■ SHORT EXERCISE: Report all lines holding "this".

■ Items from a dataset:
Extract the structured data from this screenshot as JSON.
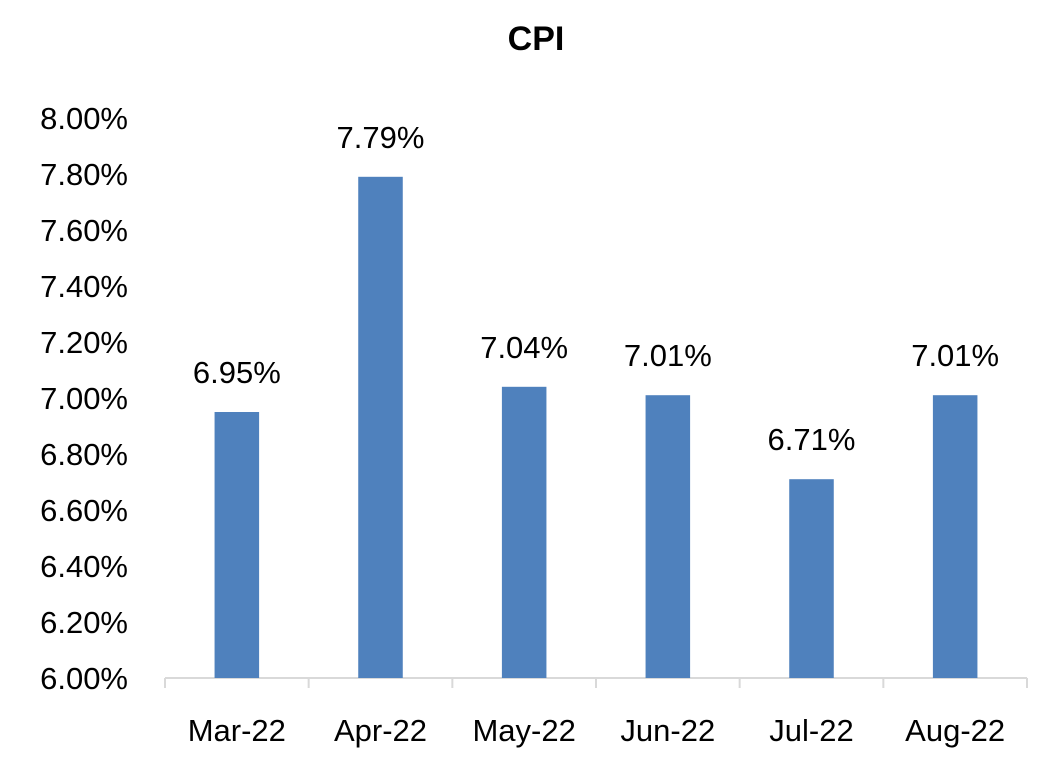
{
  "chart_data": {
    "type": "bar",
    "title": "CPI",
    "xlabel": "",
    "ylabel": "",
    "categories": [
      "Mar-22",
      "Apr-22",
      "May-22",
      "Jun-22",
      "Jul-22",
      "Aug-22"
    ],
    "values": [
      6.95,
      7.79,
      7.04,
      7.01,
      6.71,
      7.01
    ],
    "data_labels": [
      "6.95%",
      "7.79%",
      "7.04%",
      "7.01%",
      "6.71%",
      "7.01%"
    ],
    "ylim": [
      6.0,
      8.0
    ],
    "yticks": [
      6.0,
      6.2,
      6.4,
      6.6,
      6.8,
      7.0,
      7.2,
      7.4,
      7.6,
      7.8,
      8.0
    ],
    "ytick_labels": [
      "6.00%",
      "6.20%",
      "6.40%",
      "6.60%",
      "6.80%",
      "7.00%",
      "7.20%",
      "7.40%",
      "7.60%",
      "7.80%",
      "8.00%"
    ],
    "grid": false,
    "legend": "none",
    "bar_color": "#4f81bd",
    "axis_color": "#d9d9d9"
  }
}
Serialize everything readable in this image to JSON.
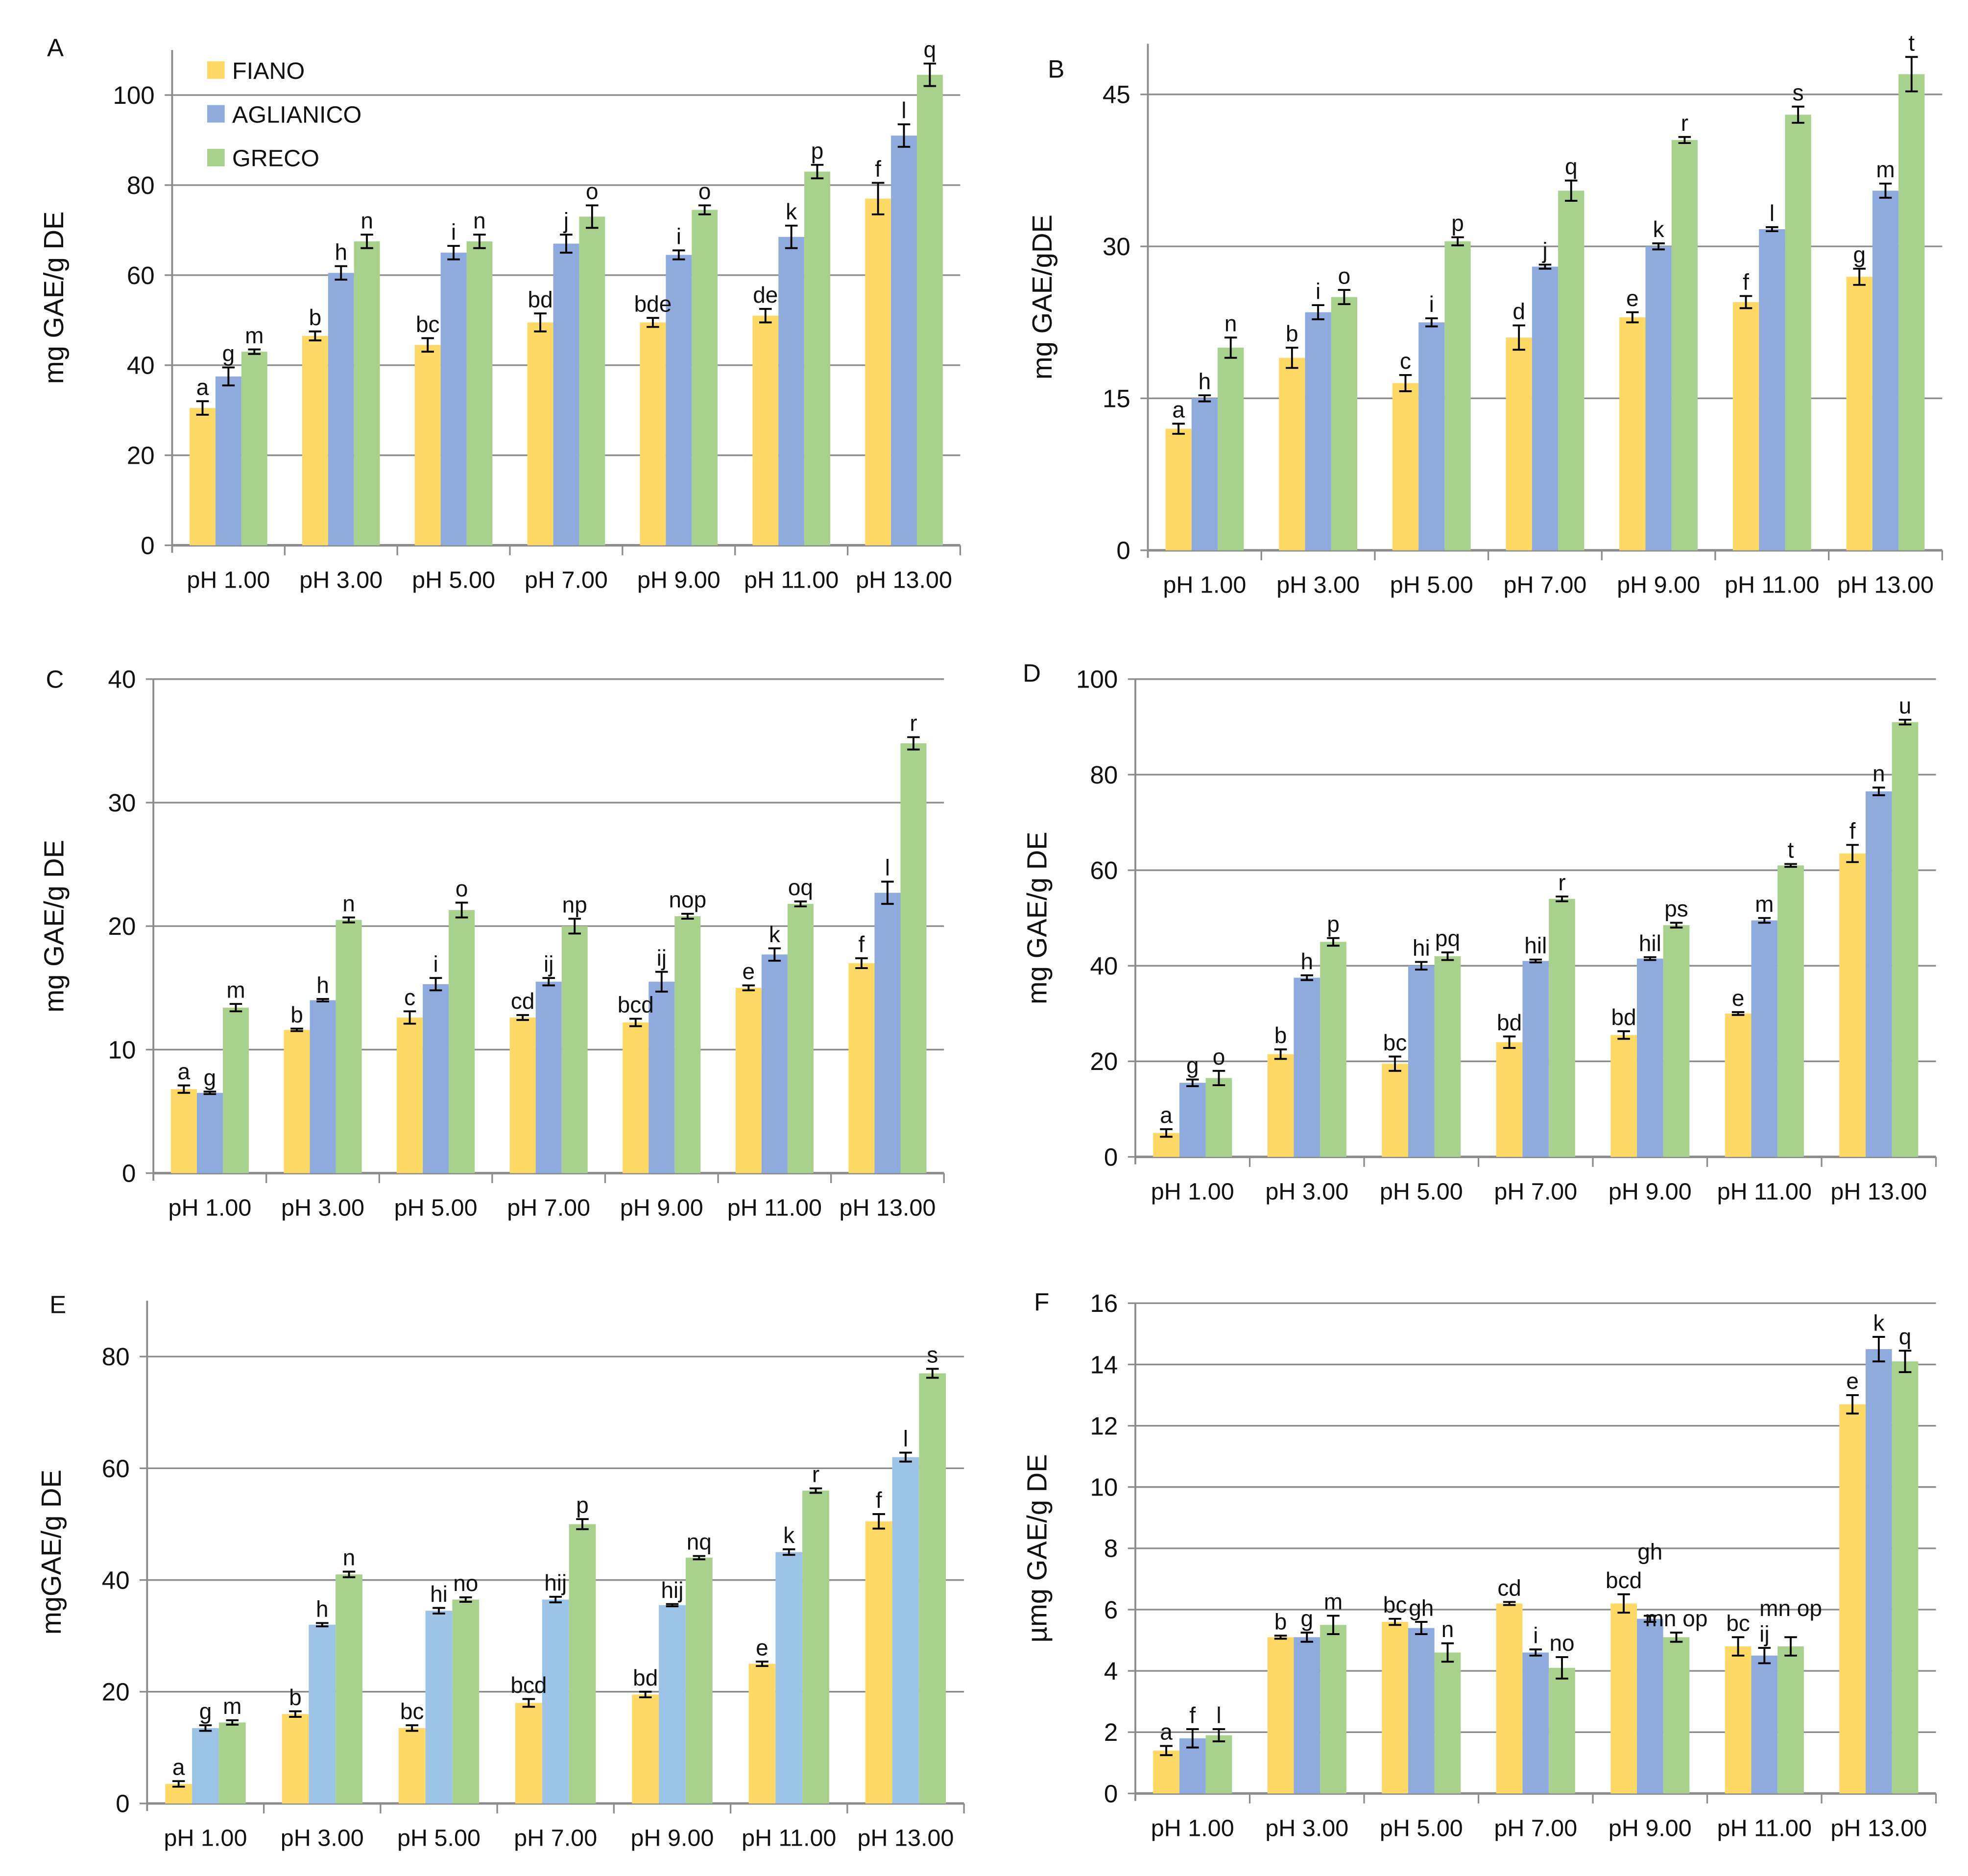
{
  "colors": {
    "fiano": "#FFD966",
    "aglianico": "#8FAADC",
    "aglianico_light": "#9DC3E6",
    "greco": "#A9D18E",
    "grid": "#8C8C8C"
  },
  "legend": [
    "FIANO",
    "AGLIANICO",
    "GRECO"
  ],
  "chart_data": [
    {
      "panel": "A",
      "type": "bar",
      "ylabel": "mg GAE/g DE",
      "ylim": [
        0,
        110
      ],
      "yticks": [
        0,
        20,
        40,
        60,
        80,
        100
      ],
      "legend": "top-left",
      "grid": true,
      "categories": [
        "pH 1.00",
        "pH 3.00",
        "pH 5.00",
        "pH 7.00",
        "pH 9.00",
        "pH 11.00",
        "pH 13.00"
      ],
      "series": [
        {
          "name": "FIANO",
          "values": [
            30.5,
            46.5,
            44.5,
            49.5,
            49.5,
            51,
            77
          ],
          "errors": [
            1.5,
            1,
            1.5,
            2,
            1,
            1.5,
            3.5
          ],
          "letters": [
            "a",
            "b",
            "bc",
            "bd",
            "bde",
            "de",
            "f"
          ]
        },
        {
          "name": "AGLIANICO",
          "values": [
            37.5,
            60.5,
            65,
            67,
            64.5,
            68.5,
            91
          ],
          "errors": [
            2,
            1.5,
            1.5,
            2,
            1,
            2.5,
            2.5
          ],
          "letters": [
            "g",
            "h",
            "i",
            "j",
            "i",
            "k",
            "l"
          ]
        },
        {
          "name": "GRECO",
          "values": [
            43,
            67.5,
            67.5,
            73,
            74.5,
            83,
            104.5
          ],
          "errors": [
            0.5,
            1.5,
            1.5,
            2.5,
            1,
            1.5,
            2.5
          ],
          "letters": [
            "m",
            "n",
            "n",
            "o",
            "o",
            "p",
            "q"
          ]
        }
      ]
    },
    {
      "panel": "B",
      "type": "bar",
      "ylabel": "mg GAE/gDE",
      "ylim": [
        0,
        50
      ],
      "yticks": [
        0,
        15,
        30,
        45
      ],
      "grid": true,
      "categories": [
        "pH 1.00",
        "pH 3.00",
        "pH 5.00",
        "pH 7.00",
        "pH 9.00",
        "pH 11.00",
        "pH 13.00"
      ],
      "series": [
        {
          "name": "FIANO",
          "values": [
            12,
            19,
            16.5,
            21,
            23,
            24.5,
            27
          ],
          "errors": [
            0.5,
            1,
            0.8,
            1.2,
            0.5,
            0.6,
            0.8
          ],
          "letters": [
            "a",
            "b",
            "c",
            "d",
            "e",
            "f",
            "g"
          ]
        },
        {
          "name": "AGLIANICO",
          "values": [
            15,
            23.5,
            22.5,
            28,
            30,
            31.7,
            35.5
          ],
          "errors": [
            0.3,
            0.7,
            0.4,
            0.2,
            0.3,
            0.2,
            0.7
          ],
          "letters": [
            "h",
            "i",
            "i",
            "j",
            "k",
            "l",
            "m"
          ]
        },
        {
          "name": "GRECO",
          "values": [
            20,
            25,
            30.5,
            35.5,
            40.5,
            43,
            47
          ],
          "errors": [
            1,
            0.7,
            0.4,
            1,
            0.3,
            0.8,
            1.7
          ],
          "letters": [
            "n",
            "o",
            "p",
            "q",
            "r",
            "s",
            "t"
          ]
        }
      ]
    },
    {
      "panel": "C",
      "type": "bar",
      "ylabel": "mg GAE/g DE",
      "ylim": [
        0,
        40
      ],
      "yticks": [
        0,
        10,
        20,
        30,
        40
      ],
      "grid": true,
      "categories": [
        "pH 1.00",
        "pH 3.00",
        "pH 5.00",
        "pH 7.00",
        "pH 9.00",
        "pH 11.00",
        "pH 13.00"
      ],
      "series": [
        {
          "name": "FIANO",
          "values": [
            6.8,
            11.6,
            12.6,
            12.6,
            12.2,
            15,
            17
          ],
          "errors": [
            0.3,
            0.1,
            0.5,
            0.2,
            0.3,
            0.2,
            0.4
          ],
          "letters": [
            "a",
            "b",
            "c",
            "cd",
            "bcd",
            "e",
            "f"
          ]
        },
        {
          "name": "AGLIANICO",
          "values": [
            6.5,
            14,
            15.3,
            15.5,
            15.5,
            17.7,
            22.7
          ],
          "errors": [
            0.1,
            0.1,
            0.5,
            0.3,
            0.8,
            0.5,
            0.9
          ],
          "letters": [
            "g",
            "h",
            "i",
            "ij",
            "ij",
            "k",
            "l"
          ]
        },
        {
          "name": "GRECO",
          "values": [
            13.4,
            20.5,
            21.3,
            20,
            20.8,
            21.8,
            34.8
          ],
          "errors": [
            0.3,
            0.2,
            0.6,
            0.6,
            0.2,
            0.2,
            0.5
          ],
          "letters": [
            "m",
            "n",
            "o",
            "np",
            "nop",
            "oq",
            "r"
          ]
        }
      ]
    },
    {
      "panel": "D",
      "type": "bar",
      "ylabel": "mg GAE/g DE",
      "ylim": [
        0,
        100
      ],
      "yticks": [
        0,
        20,
        40,
        60,
        80,
        100
      ],
      "grid": true,
      "categories": [
        "pH 1.00",
        "pH 3.00",
        "pH 5.00",
        "pH 7.00",
        "pH 9.00",
        "pH 11.00",
        "pH 13.00"
      ],
      "series": [
        {
          "name": "FIANO",
          "values": [
            5,
            21.5,
            19.5,
            24,
            25.5,
            30,
            63.5
          ],
          "errors": [
            0.8,
            1,
            1.5,
            1.2,
            0.8,
            0.3,
            1.8
          ],
          "letters": [
            "a",
            "b",
            "bc",
            "bd",
            "bd",
            "e",
            "f"
          ]
        },
        {
          "name": "AGLIANICO",
          "values": [
            15.5,
            37.5,
            40,
            41,
            41.5,
            49.5,
            76.5
          ],
          "errors": [
            0.7,
            0.5,
            0.8,
            0.3,
            0.3,
            0.5,
            0.8
          ],
          "letters": [
            "g",
            "h",
            "hi",
            "hil",
            "hil",
            "m",
            "n"
          ]
        },
        {
          "name": "GRECO",
          "values": [
            16.5,
            45,
            42,
            54,
            48.5,
            61,
            91
          ],
          "errors": [
            1.5,
            0.8,
            0.8,
            0.5,
            0.5,
            0.3,
            0.5
          ],
          "letters": [
            "o",
            "p",
            "pq",
            "r",
            "ps",
            "t",
            "u"
          ]
        }
      ]
    },
    {
      "panel": "E",
      "type": "bar",
      "ylabel": "mgGAE/g DE",
      "ylim": [
        0,
        90
      ],
      "yticks": [
        0,
        20,
        40,
        60,
        80
      ],
      "grid": true,
      "categories": [
        "pH 1.00",
        "pH 3.00",
        "pH 5.00",
        "pH 7.00",
        "pH 9.00",
        "pH 11.00",
        "pH 13.00"
      ],
      "series": [
        {
          "name": "FIANO",
          "values": [
            3.5,
            16,
            13.5,
            18,
            19.5,
            25,
            50.5
          ],
          "errors": [
            0.5,
            0.5,
            0.5,
            0.7,
            0.5,
            0.4,
            1.3
          ],
          "letters": [
            "a",
            "b",
            "bc",
            "bcd",
            "bd",
            "e",
            "f"
          ]
        },
        {
          "name": "AGLIANICO",
          "values": [
            13.5,
            32,
            34.5,
            36.5,
            35.5,
            45,
            62
          ],
          "errors": [
            0.5,
            0.3,
            0.5,
            0.5,
            0.2,
            0.5,
            0.8
          ],
          "letters": [
            "g",
            "h",
            "hi",
            "hij",
            "hij",
            "k",
            "l"
          ]
        },
        {
          "name": "GRECO",
          "values": [
            14.5,
            41,
            36.5,
            50,
            44,
            56,
            77
          ],
          "errors": [
            0.4,
            0.5,
            0.4,
            0.9,
            0.3,
            0.4,
            0.8
          ],
          "letters": [
            "m",
            "n",
            "no",
            "p",
            "nq",
            "r",
            "s"
          ]
        }
      ]
    },
    {
      "panel": "F",
      "type": "bar",
      "ylabel": "µmg GAE/g DE",
      "ylim": [
        0,
        16
      ],
      "yticks": [
        0,
        2,
        4,
        6,
        8,
        10,
        12,
        14,
        16
      ],
      "grid": true,
      "categories": [
        "pH 1.00",
        "pH 3.00",
        "pH 5.00",
        "pH 7.00",
        "pH 9.00",
        "pH 11.00",
        "pH 13.00"
      ],
      "series": [
        {
          "name": "FIANO",
          "values": [
            1.4,
            5.1,
            5.6,
            6.2,
            6.2,
            4.8,
            12.7
          ],
          "errors": [
            0.15,
            0.05,
            0.1,
            0.05,
            0.3,
            0.3,
            0.3
          ],
          "letters": [
            "a",
            "b",
            "bc",
            "cd",
            "bcd",
            "bc",
            "e"
          ]
        },
        {
          "name": "AGLIANICO",
          "values": [
            1.8,
            5.1,
            5.4,
            4.6,
            5.7,
            4.5,
            14.5
          ],
          "errors": [
            0.3,
            0.15,
            0.2,
            0.1,
            0.1,
            0.25,
            0.4
          ],
          "letters": [
            "f",
            "g",
            "gh",
            "i",
            "gh",
            "ij",
            "k"
          ]
        },
        {
          "name": "GRECO",
          "values": [
            1.9,
            5.5,
            4.6,
            4.1,
            5.1,
            4.8,
            14.1
          ],
          "errors": [
            0.2,
            0.3,
            0.3,
            0.35,
            0.15,
            0.3,
            0.35
          ],
          "letters": [
            "l",
            "m",
            "n",
            "no",
            "mn op",
            "mn op",
            "q"
          ]
        }
      ]
    }
  ]
}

■ TASK RESPONSE:
Extract the structured data from this screenshot as JSON.
Serialize everything readable in this image to JSON.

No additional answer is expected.